Task objective:
Skip the pictures. Repeat everything else in the records word for word.

Entries provided:
· · · · ·
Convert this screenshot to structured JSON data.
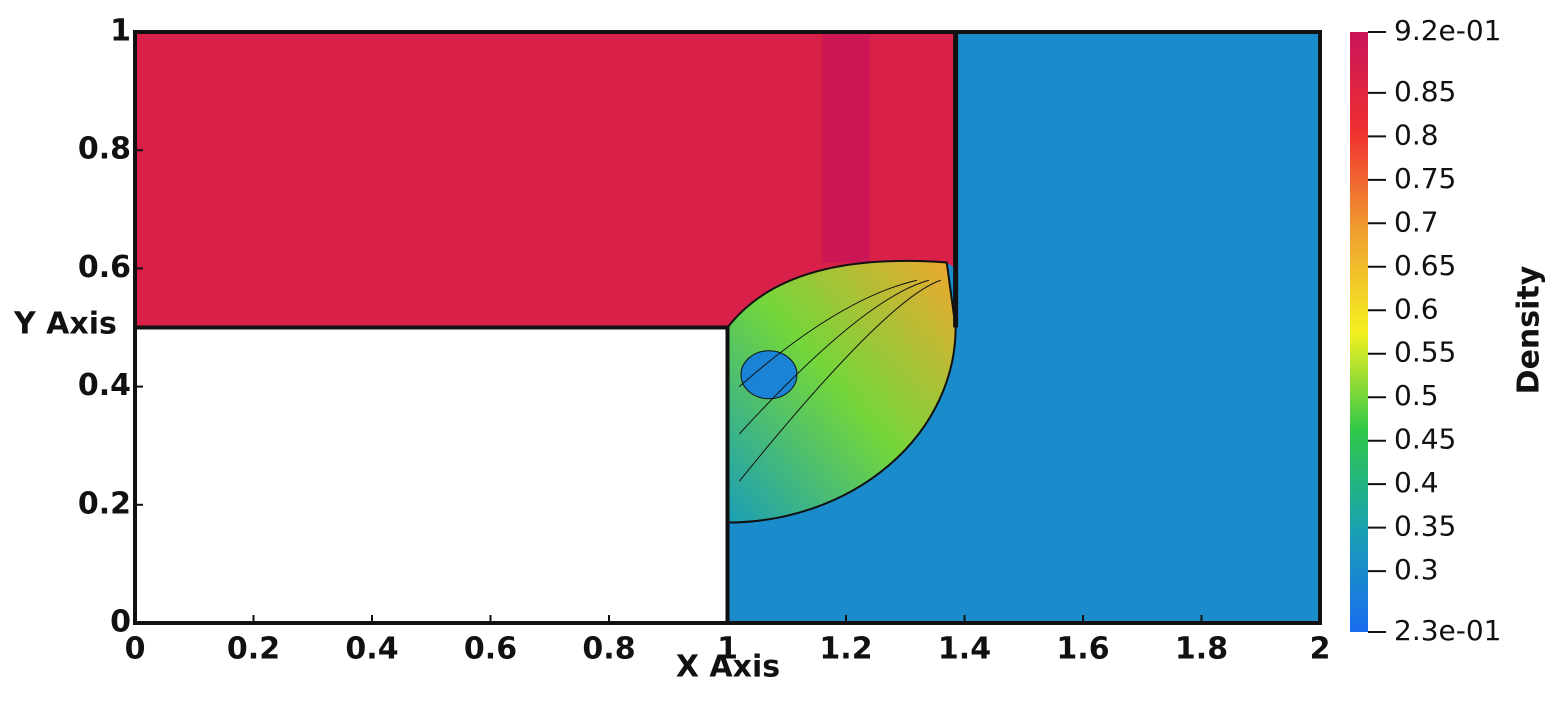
{
  "chart_data": {
    "type": "contour",
    "xlabel": "X Axis",
    "ylabel": "Y Axis",
    "xlim": [
      0,
      2
    ],
    "ylim": [
      0,
      1
    ],
    "xticks": [
      0,
      0.2,
      0.4,
      0.6,
      0.8,
      1,
      1.2,
      1.4,
      1.6,
      1.8,
      2
    ],
    "yticks": [
      0,
      0.2,
      0.4,
      0.6,
      0.8,
      1
    ],
    "colorbar": {
      "label": "Density",
      "lim": [
        0.23,
        0.92
      ],
      "ticks": [
        {
          "value": 0.92,
          "label": "9.2e-01"
        },
        0.85,
        0.8,
        0.75,
        0.7,
        0.65,
        0.6,
        0.55,
        0.5,
        0.45,
        0.4,
        0.35,
        0.3,
        {
          "value": 0.23,
          "label": "2.3e-01"
        }
      ],
      "colors": [
        "#1a6cf0",
        "#1aa0b4",
        "#2ec84a",
        "#f4f020",
        "#f0a030",
        "#f03030",
        "#c8145a"
      ]
    },
    "field": {
      "values": [
        0.3,
        0.87,
        0.92,
        0.34,
        0.5,
        0.68,
        0.28
      ]
    }
  }
}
· · · · ·
Expected answer:
Convert this screenshot to structured JSON data.
{
  "chart_data": {
    "type": "contour",
    "xlabel": "X Axis",
    "ylabel": "Y Axis",
    "xlim": [
      0,
      2
    ],
    "ylim": [
      0,
      1
    ],
    "xticks": [
      0,
      0.2,
      0.4,
      0.6,
      0.8,
      1,
      1.2,
      1.4,
      1.6,
      1.8,
      2
    ],
    "yticks": [
      0,
      0.2,
      0.4,
      0.6,
      0.8,
      1
    ],
    "colorbar": {
      "label": "Density",
      "lim": [
        0.23,
        0.92
      ],
      "ticks": [
        {
          "value": 0.92,
          "label": "9.2e-01"
        },
        0.85,
        0.8,
        0.75,
        0.7,
        0.65,
        0.6,
        0.55,
        0.5,
        0.45,
        0.4,
        0.35,
        0.3,
        {
          "value": 0.23,
          "label": "2.3e-01"
        }
      ],
      "colors": [
        "#1a6cf0",
        "#1aa0b4",
        "#2ec84a",
        "#f4f020",
        "#f0a030",
        "#f03030",
        "#c8145a"
      ]
    },
    "field": {
      "values": [
        0.3,
        0.87,
        0.92,
        0.34,
        0.5,
        0.68,
        0.28
      ]
    }
  }
}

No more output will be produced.